(Data listing)
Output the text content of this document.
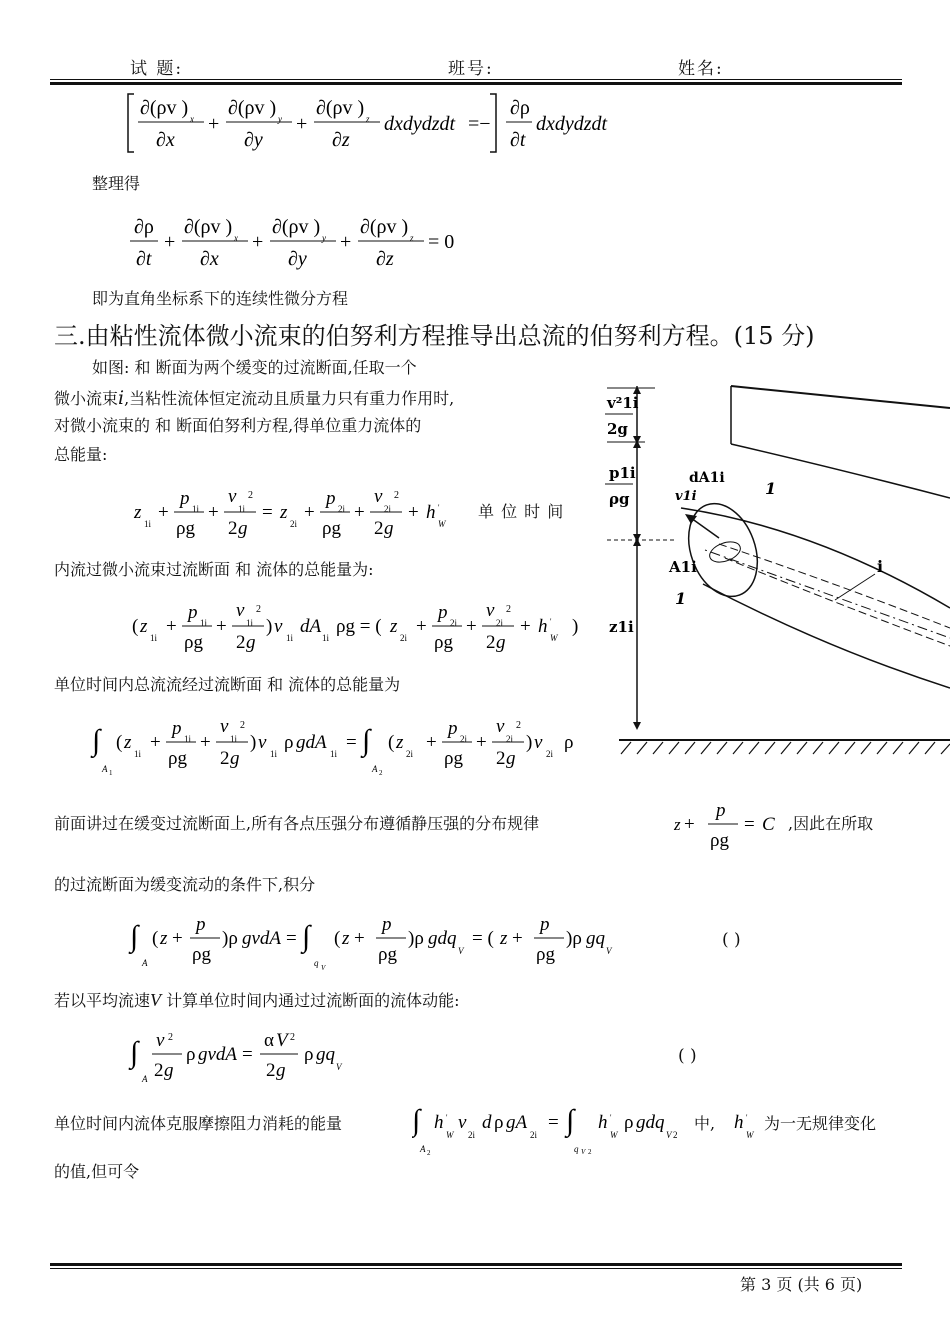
试 题:	班号:	姓名:
∂(ρv ) x
∂x
+
∂(ρv ) y
∂y
+
∂(ρv ) z
∂z
dxdydzdt =−
∂ρ
∂t
dxdydzdt
整理得
∂ρ
∂t
+
∂(ρv ) x
∂x
+
∂(ρv ) y
∂y
+
∂(ρv ) z
∂z
= 0
即为直角坐标系下的连续性微分方程
三.由粘性流体微小流束的伯努利方程推导出总流的伯努利方程。(15 分)
如图: 和 断面为两个缓变的过流断面,任取一个
微小流束i,当粘性流体恒定流动且质量力只有重力作用时,
对微小流束的 和 断面伯努利方程,得单位重力流体的
总能量:
z
1i
+
p 1i
ρg
+
v 2
1i
2 g
= z
2i
+
p 2i
ρg
+
v 2
2i
2 g
+ h '
W
单 位 时 间
内流过微小流束过流断面 和 流体的总能量为:
( z
1i
+
p 1i
ρg
+
v 2
1i
2 g
) v
1i
dA
1i
ρg = ( z
2i
+
p 2i
ρg
+
v 2
2i
2 g
+ h '
W
)
单位时间内总流流经过流断面 和 流体的总能量为
∫
A 1
( z
1i
+
p 1i
ρg
+
v 2
1i
2 g
) v
1i
ρ gdA
1i
= ∫
A 2
( z
2i
+
p 2i
ρg
+
v 2
2i
2 g
) v
2i
ρ
v²1i
2g
p1i
ρg
dA1i
v1i	1
i
A1i
1
z1i
前面讲过在缓变过流断面上,所有各点压强分布遵循静压强的分布规律	z +
p
ρg
= C ,因此在所取
的过流断面为缓变流动的条件下,积分
∫
A
( z +
p
ρg
)ρ gvdA = ∫
q V
( z +
p
ρg
)ρ gdq
V
= ( z +
p
ρg
)ρ gq
V
( )
若以平均流速V 计算单位时间内通过过流断面的流体动能:
∫
A
v 2
2 g
ρ gvdA =
α V 2
2 g
ρ gq
V
( )
单位时间内流体克服摩擦阻力消耗的能量 ∫
A 2
h '
W
v
2i
d ρ gA
2i
= ∫
q V 2
h '
W
ρ gdq
V 2
中, h '
W
为一无规律变化
的值,但可令
第 3 页 (共 6 页)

• What is needed:
Without including any pictures, output all the entries above exactly.

• The answer:
Output the text content of this document.
试 题:	班号:	姓名:
∂(ρv ) x
∂x
+
∂(ρv ) y
∂y
+
∂(ρv ) z
∂z
dxdydzdt =−
∂ρ
∂t
dxdydzdt
整理得
∂ρ
∂t
+
∂(ρv ) x
∂x
+
∂(ρv ) y
∂y
+
∂(ρv ) z
∂z
= 0
即为直角坐标系下的连续性微分方程
三.由粘性流体微小流束的伯努利方程推导出总流的伯努利方程。(15 分)
如图: 和 断面为两个缓变的过流断面,任取一个
微小流束i,当粘性流体恒定流动且质量力只有重力作用时,
对微小流束的 和 断面伯努利方程,得单位重力流体的
总能量:
z
1i
+
p 1i
ρg
+
v 2
1i
2 g
= z
2i
+
p 2i
ρg
+
v 2
2i
2 g
+ h '
W
单 位 时 间
内流过微小流束过流断面 和 流体的总能量为:
( z
1i
+
p 1i
ρg
+
v 2
1i
2 g
) v
1i
dA
1i
ρg = ( z
2i
+
p 2i
ρg
+
v 2
2i
2 g
+ h '
W
)
单位时间内总流流经过流断面 和 流体的总能量为
∫
A 1
( z
1i
+
p 1i
ρg
+
v 2
1i
2 g
) v
1i
ρ gdA
1i
= ∫
A 2
( z
2i
+
p 2i
ρg
+
v 2
2i
2 g
) v
2i
ρ
v²1i
2g
p1i
ρg
dA1i
v1i	1
i
A1i
1
z1i
前面讲过在缓变过流断面上,所有各点压强分布遵循静压强的分布规律	z +
p
ρg
= C ,因此在所取
的过流断面为缓变流动的条件下,积分
∫
A
( z +
p
ρg
)ρ gvdA = ∫
q V
( z +
p
ρg
)ρ gdq
V
= ( z +
p
ρg
)ρ gq
V
( )
若以平均流速V 计算单位时间内通过过流断面的流体动能:
∫
A
v 2
2 g
ρ gvdA =
α V 2
2 g
ρ gq
V
( )
单位时间内流体克服摩擦阻力消耗的能量 ∫
A 2
h '
W
v
2i
d ρ gA
2i
= ∫
q V 2
h '
W
ρ gdq
V 2
中, h '
W
为一无规律变化
的值,但可令
第 3 页 (共 6 页)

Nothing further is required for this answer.